## begin Supplied records
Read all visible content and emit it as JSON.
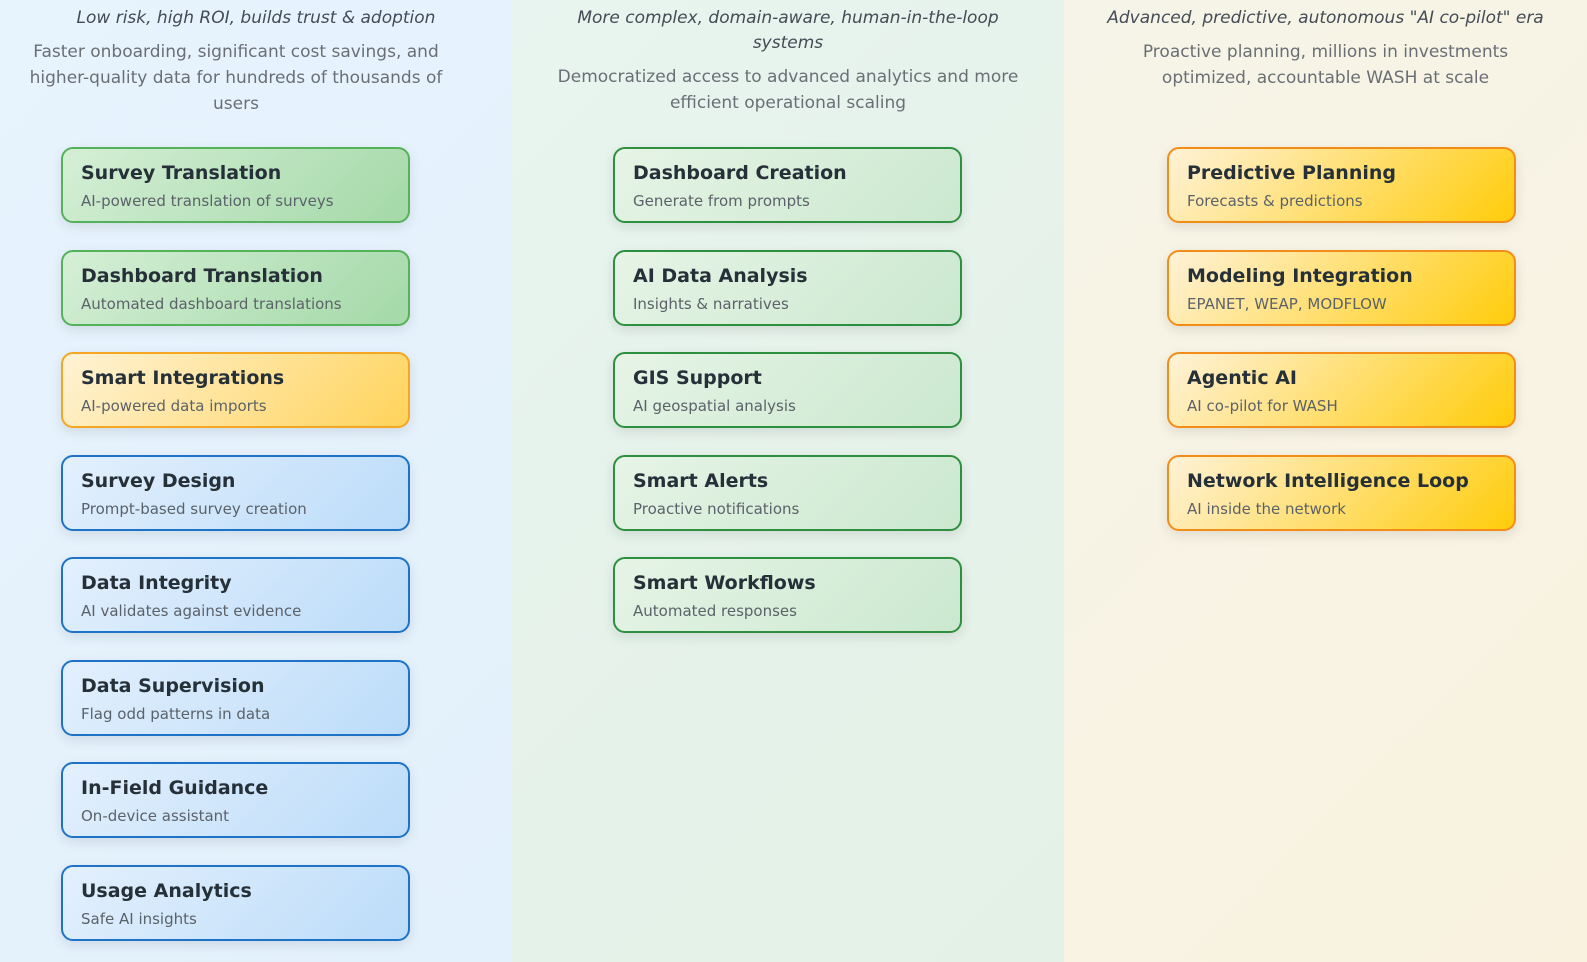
{
  "columns": [
    {
      "tagline": "Low risk, high ROI, builds trust & adoption",
      "summary": "Faster onboarding, significant cost savings, and higher-quality data for hundreds of thousands of users",
      "cards": [
        {
          "title": "Survey Translation",
          "desc": "AI-powered translation of surveys",
          "style": "green"
        },
        {
          "title": "Dashboard Translation",
          "desc": "Automated dashboard translations",
          "style": "green"
        },
        {
          "title": "Smart Integrations",
          "desc": "AI-powered data imports",
          "style": "yellow"
        },
        {
          "title": "Survey Design",
          "desc": "Prompt-based survey creation",
          "style": "blue"
        },
        {
          "title": "Data Integrity",
          "desc": "AI validates against evidence",
          "style": "blue"
        },
        {
          "title": "Data Supervision",
          "desc": "Flag odd patterns in data",
          "style": "blue"
        },
        {
          "title": "In-Field Guidance",
          "desc": "On-device assistant",
          "style": "blue"
        },
        {
          "title": "Usage Analytics",
          "desc": "Safe AI insights",
          "style": "blue"
        }
      ]
    },
    {
      "tagline": "More complex, domain-aware, human-in-the-loop systems",
      "summary": "Democratized access to advanced analytics and more efficient operational scaling",
      "cards": [
        {
          "title": "Dashboard Creation",
          "desc": "Generate from prompts",
          "style": "green-light"
        },
        {
          "title": "AI Data Analysis",
          "desc": "Insights & narratives",
          "style": "green-light"
        },
        {
          "title": "GIS Support",
          "desc": "AI geospatial analysis",
          "style": "green-light"
        },
        {
          "title": "Smart Alerts",
          "desc": "Proactive notifications",
          "style": "green-light"
        },
        {
          "title": "Smart Workflows",
          "desc": "Automated responses",
          "style": "green-light"
        }
      ]
    },
    {
      "tagline": "Advanced, predictive, autonomous \"AI co-pilot\" era",
      "summary": "Proactive planning, millions in investments optimized, accountable WASH at scale",
      "cards": [
        {
          "title": "Predictive Planning",
          "desc": "Forecasts & predictions",
          "style": "orange"
        },
        {
          "title": "Modeling Integration",
          "desc": "EPANET, WEAP, MODFLOW",
          "style": "orange"
        },
        {
          "title": "Agentic AI",
          "desc": "AI co-pilot for WASH",
          "style": "orange"
        },
        {
          "title": "Network Intelligence Loop",
          "desc": "AI inside the network",
          "style": "orange"
        }
      ]
    }
  ]
}
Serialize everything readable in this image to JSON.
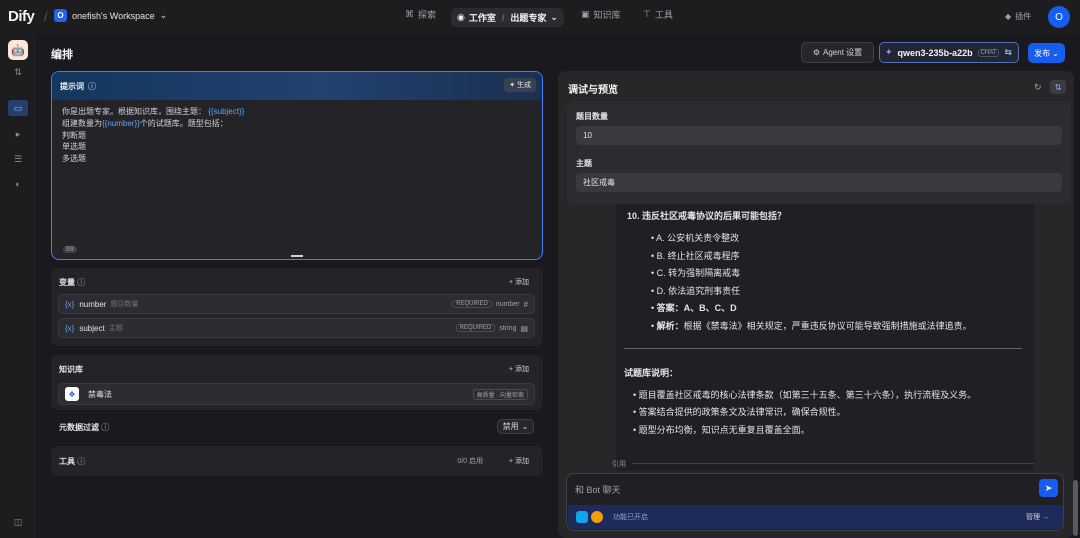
{
  "brand": "Dify",
  "workspace": {
    "avatar": "O",
    "name": "onefish's Workspace"
  },
  "nav": [
    "探索",
    "工作室",
    "出题专家",
    "知识库",
    "工具"
  ],
  "plugins": "插件",
  "user_initial": "O",
  "editor": {
    "title": "编排",
    "agent_settings": "Agent 设置",
    "model": "qwen3-235b-a22b",
    "model_mode": "CHAT",
    "publish": "发布"
  },
  "prompt": {
    "label": "提示词",
    "generate": "生成",
    "line1_a": "你是出题专家。根据知识库，围绕主题：",
    "subject_var": "{{subject}}",
    "line2_a": "组建数量为",
    "number_var": "{{number}}",
    "line2_b": "个的试题库。题型包括：",
    "types": [
      "判断题",
      "单选题",
      "多选题"
    ],
    "count": "69"
  },
  "variables": {
    "label": "变量",
    "add": "+ 添加",
    "items": [
      {
        "name": "number",
        "desc": "题目数量",
        "required": "REQUIRED",
        "type": "number"
      },
      {
        "name": "subject",
        "desc": "主题",
        "required": "REQUIRED",
        "type": "string"
      }
    ]
  },
  "knowledge": {
    "label": "知识库",
    "add": "+ 添加",
    "item": "禁毒法",
    "tag": "高质量 · 向量检索"
  },
  "metadata": {
    "label": "元数据过滤",
    "value": "禁用"
  },
  "tools": {
    "label": "工具",
    "status": "0/0 启用",
    "add": "+ 添加"
  },
  "debug": {
    "title": "调试与预览",
    "q_count_label": "题目数量",
    "q_count": "10",
    "subject_label": "主题",
    "subject": "社区戒毒"
  },
  "chat": {
    "question": "10. 违反社区戒毒协议的后果可能包括？",
    "options": [
      "A. 公安机关责令整改",
      "B. 终止社区戒毒程序",
      "C. 转为强制隔离戒毒",
      "D. 依法追究刑事责任"
    ],
    "answer_label": "答案：",
    "answer": "A、B、C、D",
    "analysis_label": "解析：",
    "analysis": "根据《禁毒法》相关规定，严重违反协议可能导致强制措施或法律追责。",
    "desc_title": "试题库说明：",
    "desc": [
      "题目覆盖社区戒毒的核心法律条款（如第三十五条、第三十六条），执行流程及义务。",
      "答案结合提供的政策条文及法律常识，确保合规性。",
      "题型分布均衡，知识点无重复且覆盖全面。"
    ],
    "cite": "引用",
    "placeholder": "和 Bot 聊天",
    "feature": "功能已开启",
    "manage": "管理"
  }
}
## end Supplied records
→ The exercise: Go through the data above and transcribe it in full, omitting any image.

→ Output for this exercise:
Read all visible content and emit it as JSON.
{
  "columns": [
    {
      "tagline": "Low risk, high ROI, builds trust & adoption",
      "summary": "Faster onboarding, significant cost savings, and higher-quality data for hundreds of thousands of users",
      "cards": [
        {
          "title": "Survey Translation",
          "desc": "AI-powered translation of surveys",
          "style": "green"
        },
        {
          "title": "Dashboard Translation",
          "desc": "Automated dashboard translations",
          "style": "green"
        },
        {
          "title": "Smart Integrations",
          "desc": "AI-powered data imports",
          "style": "yellow"
        },
        {
          "title": "Survey Design",
          "desc": "Prompt-based survey creation",
          "style": "blue"
        },
        {
          "title": "Data Integrity",
          "desc": "AI validates against evidence",
          "style": "blue"
        },
        {
          "title": "Data Supervision",
          "desc": "Flag odd patterns in data",
          "style": "blue"
        },
        {
          "title": "In-Field Guidance",
          "desc": "On-device assistant",
          "style": "blue"
        },
        {
          "title": "Usage Analytics",
          "desc": "Safe AI insights",
          "style": "blue"
        }
      ]
    },
    {
      "tagline": "More complex, domain-aware, human-in-the-loop systems",
      "summary": "Democratized access to advanced analytics and more efficient operational scaling",
      "cards": [
        {
          "title": "Dashboard Creation",
          "desc": "Generate from prompts",
          "style": "green-light"
        },
        {
          "title": "AI Data Analysis",
          "desc": "Insights & narratives",
          "style": "green-light"
        },
        {
          "title": "GIS Support",
          "desc": "AI geospatial analysis",
          "style": "green-light"
        },
        {
          "title": "Smart Alerts",
          "desc": "Proactive notifications",
          "style": "green-light"
        },
        {
          "title": "Smart Workflows",
          "desc": "Automated responses",
          "style": "green-light"
        }
      ]
    },
    {
      "tagline": "Advanced, predictive, autonomous \"AI co-pilot\" era",
      "summary": "Proactive planning, millions in investments optimized, accountable WASH at scale",
      "cards": [
        {
          "title": "Predictive Planning",
          "desc": "Forecasts & predictions",
          "style": "orange"
        },
        {
          "title": "Modeling Integration",
          "desc": "EPANET, WEAP, MODFLOW",
          "style": "orange"
        },
        {
          "title": "Agentic AI",
          "desc": "AI co-pilot for WASH",
          "style": "orange"
        },
        {
          "title": "Network Intelligence Loop",
          "desc": "AI inside the network",
          "style": "orange"
        }
      ]
    }
  ]
}
Serialize everything readable in this image to JSON.
{
  "brand": "Dify",
  "workspace": {
    "avatar": "O",
    "name": "onefish's Workspace"
  },
  "nav": [
    "探索",
    "工作室",
    "出题专家",
    "知识库",
    "工具"
  ],
  "plugins": "插件",
  "user_initial": "O",
  "editor": {
    "title": "编排",
    "agent_settings": "Agent 设置",
    "model": "qwen3-235b-a22b",
    "model_mode": "CHAT",
    "publish": "发布"
  },
  "prompt": {
    "label": "提示词",
    "generate": "生成",
    "line1_a": "你是出题专家。根据知识库，围绕主题：",
    "subject_var": "{{subject}}",
    "line2_a": "组建数量为",
    "number_var": "{{number}}",
    "line2_b": "个的试题库。题型包括：",
    "types": [
      "判断题",
      "单选题",
      "多选题"
    ],
    "count": "69"
  },
  "variables": {
    "label": "变量",
    "add": "+ 添加",
    "items": [
      {
        "name": "number",
        "desc": "题目数量",
        "required": "REQUIRED",
        "type": "number"
      },
      {
        "name": "subject",
        "desc": "主题",
        "required": "REQUIRED",
        "type": "string"
      }
    ]
  },
  "knowledge": {
    "label": "知识库",
    "add": "+ 添加",
    "item": "禁毒法",
    "tag": "高质量 · 向量检索"
  },
  "metadata": {
    "label": "元数据过滤",
    "value": "禁用"
  },
  "tools": {
    "label": "工具",
    "status": "0/0 启用",
    "add": "+ 添加"
  },
  "debug": {
    "title": "调试与预览",
    "q_count_label": "题目数量",
    "q_count": "10",
    "subject_label": "主题",
    "subject": "社区戒毒"
  },
  "chat": {
    "question": "10. 违反社区戒毒协议的后果可能包括？",
    "options": [
      "A. 公安机关责令整改",
      "B. 终止社区戒毒程序",
      "C. 转为强制隔离戒毒",
      "D. 依法追究刑事责任"
    ],
    "answer_label": "答案：",
    "answer": "A、B、C、D",
    "analysis_label": "解析：",
    "analysis": "根据《禁毒法》相关规定，严重违反协议可能导致强制措施或法律追责。",
    "desc_title": "试题库说明：",
    "desc": [
      "题目覆盖社区戒毒的核心法律条款（如第三十五条、第三十六条），执行流程及义务。",
      "答案结合提供的政策条文及法律常识，确保合规性。",
      "题型分布均衡，知识点无重复且覆盖全面。"
    ],
    "cite": "引用",
    "placeholder": "和 Bot 聊天",
    "feature": "功能已开启",
    "manage": "管理"
  }
}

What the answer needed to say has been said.